**THE PROBLEM**
Every line of the data that contains the string "text" must be copied.

**Records from a collection of figures**

━━━━━━━━━━━━━━━━━━━━

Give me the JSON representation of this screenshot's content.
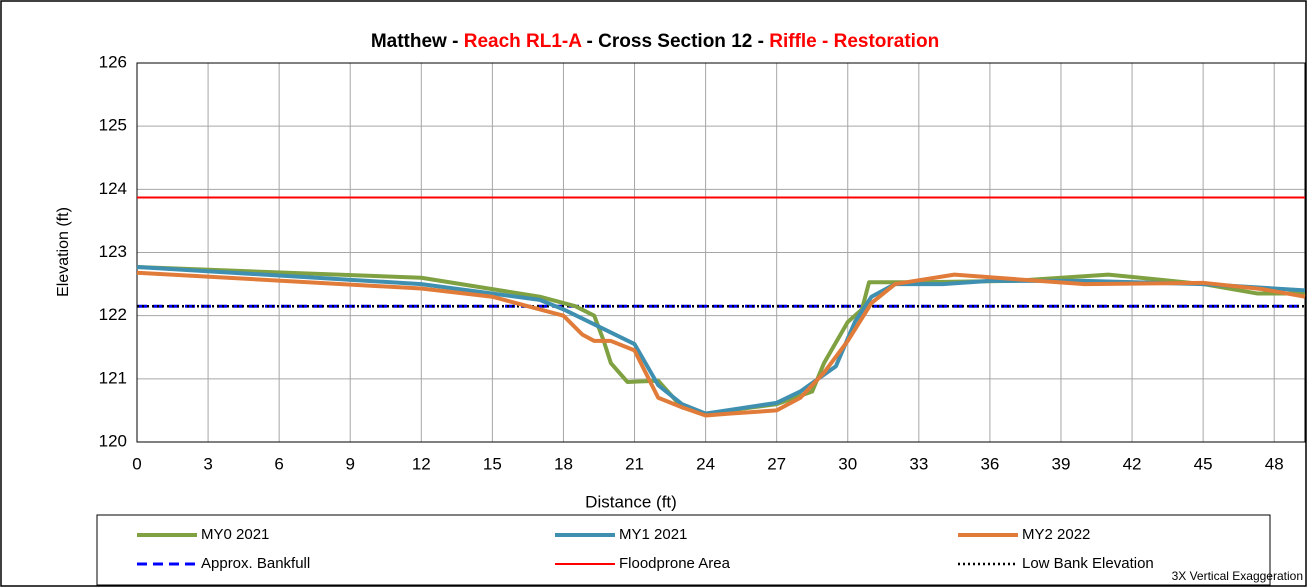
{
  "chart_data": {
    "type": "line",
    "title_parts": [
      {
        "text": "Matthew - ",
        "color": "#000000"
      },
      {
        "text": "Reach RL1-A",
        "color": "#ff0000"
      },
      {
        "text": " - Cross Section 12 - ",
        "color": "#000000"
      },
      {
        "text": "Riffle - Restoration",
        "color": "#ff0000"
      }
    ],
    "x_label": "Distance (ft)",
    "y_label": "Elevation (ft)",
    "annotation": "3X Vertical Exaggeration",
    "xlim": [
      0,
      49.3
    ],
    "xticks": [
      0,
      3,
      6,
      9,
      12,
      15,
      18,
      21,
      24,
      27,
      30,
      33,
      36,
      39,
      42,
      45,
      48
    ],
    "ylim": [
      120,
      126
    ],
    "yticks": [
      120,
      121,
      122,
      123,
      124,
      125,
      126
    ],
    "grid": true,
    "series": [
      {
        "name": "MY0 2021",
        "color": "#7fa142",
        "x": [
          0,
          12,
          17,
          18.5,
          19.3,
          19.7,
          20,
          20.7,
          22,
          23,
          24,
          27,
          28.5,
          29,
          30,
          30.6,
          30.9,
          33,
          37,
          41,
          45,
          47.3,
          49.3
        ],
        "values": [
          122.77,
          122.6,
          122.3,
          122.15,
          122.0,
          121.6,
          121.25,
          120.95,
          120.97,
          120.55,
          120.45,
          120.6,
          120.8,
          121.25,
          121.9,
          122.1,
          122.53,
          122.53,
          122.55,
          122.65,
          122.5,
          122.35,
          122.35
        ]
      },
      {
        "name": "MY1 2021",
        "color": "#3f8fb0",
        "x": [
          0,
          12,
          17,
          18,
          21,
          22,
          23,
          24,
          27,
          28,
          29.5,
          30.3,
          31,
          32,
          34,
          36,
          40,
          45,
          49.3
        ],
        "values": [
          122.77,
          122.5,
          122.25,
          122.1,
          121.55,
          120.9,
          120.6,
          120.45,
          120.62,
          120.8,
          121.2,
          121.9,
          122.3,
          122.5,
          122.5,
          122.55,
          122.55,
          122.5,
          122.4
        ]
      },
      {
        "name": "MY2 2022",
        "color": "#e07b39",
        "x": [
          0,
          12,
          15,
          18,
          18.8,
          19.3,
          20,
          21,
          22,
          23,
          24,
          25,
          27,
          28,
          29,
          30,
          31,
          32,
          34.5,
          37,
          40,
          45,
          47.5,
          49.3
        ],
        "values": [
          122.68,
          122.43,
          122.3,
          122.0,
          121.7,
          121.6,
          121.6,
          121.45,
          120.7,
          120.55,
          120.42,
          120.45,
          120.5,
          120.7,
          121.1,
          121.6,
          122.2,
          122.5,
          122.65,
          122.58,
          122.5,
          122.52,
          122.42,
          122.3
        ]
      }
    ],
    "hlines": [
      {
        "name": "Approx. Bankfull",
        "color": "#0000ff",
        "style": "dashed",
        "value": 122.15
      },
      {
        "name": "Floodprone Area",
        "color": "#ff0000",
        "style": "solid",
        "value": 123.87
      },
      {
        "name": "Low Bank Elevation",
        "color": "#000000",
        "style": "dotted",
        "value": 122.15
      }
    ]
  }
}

━━━━━━━━━━━━━━━━━━━━

**SOLVED PROBLEM**
        "text": "Matthew - ",
        "text": "Reach RL1-A",
        "text": " - Cross Section 12 - ",
        "text": "Riffle - Restoration",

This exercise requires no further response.